Given request: Only a number is wanted: how many lines in the listing contain the word "file"?

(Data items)
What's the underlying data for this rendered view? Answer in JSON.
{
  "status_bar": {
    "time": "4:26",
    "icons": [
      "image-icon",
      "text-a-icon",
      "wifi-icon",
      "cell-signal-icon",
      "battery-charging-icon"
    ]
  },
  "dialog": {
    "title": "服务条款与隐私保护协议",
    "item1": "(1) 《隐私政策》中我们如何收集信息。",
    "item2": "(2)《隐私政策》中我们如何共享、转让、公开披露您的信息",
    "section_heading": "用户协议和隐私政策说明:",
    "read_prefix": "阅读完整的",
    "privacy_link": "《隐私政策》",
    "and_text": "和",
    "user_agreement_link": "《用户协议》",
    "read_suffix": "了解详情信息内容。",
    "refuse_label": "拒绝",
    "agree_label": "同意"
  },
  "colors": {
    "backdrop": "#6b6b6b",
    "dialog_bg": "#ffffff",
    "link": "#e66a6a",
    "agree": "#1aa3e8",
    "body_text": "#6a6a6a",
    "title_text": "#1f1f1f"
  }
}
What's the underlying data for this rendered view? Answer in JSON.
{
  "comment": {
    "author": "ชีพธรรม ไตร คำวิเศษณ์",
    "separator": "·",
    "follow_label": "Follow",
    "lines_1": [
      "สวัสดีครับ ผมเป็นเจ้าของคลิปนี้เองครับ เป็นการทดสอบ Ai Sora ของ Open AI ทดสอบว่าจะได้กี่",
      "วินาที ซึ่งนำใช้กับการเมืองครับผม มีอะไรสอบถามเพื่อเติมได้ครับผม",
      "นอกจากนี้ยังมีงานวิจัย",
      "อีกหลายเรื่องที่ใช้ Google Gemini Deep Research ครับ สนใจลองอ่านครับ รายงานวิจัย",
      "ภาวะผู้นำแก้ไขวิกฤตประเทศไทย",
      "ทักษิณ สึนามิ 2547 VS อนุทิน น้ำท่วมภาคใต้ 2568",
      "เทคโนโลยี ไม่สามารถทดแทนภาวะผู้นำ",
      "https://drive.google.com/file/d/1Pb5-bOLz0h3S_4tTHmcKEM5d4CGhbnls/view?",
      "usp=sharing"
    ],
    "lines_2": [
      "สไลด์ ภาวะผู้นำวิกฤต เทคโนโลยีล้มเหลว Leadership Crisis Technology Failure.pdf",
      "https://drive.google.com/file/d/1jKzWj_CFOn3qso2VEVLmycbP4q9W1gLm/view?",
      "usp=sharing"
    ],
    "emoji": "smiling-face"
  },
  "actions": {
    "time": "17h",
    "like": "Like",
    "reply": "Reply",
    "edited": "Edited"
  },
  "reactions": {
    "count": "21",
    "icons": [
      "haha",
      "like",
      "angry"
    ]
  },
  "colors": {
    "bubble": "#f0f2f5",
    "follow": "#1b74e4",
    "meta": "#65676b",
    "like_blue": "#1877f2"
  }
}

Problem solution: 2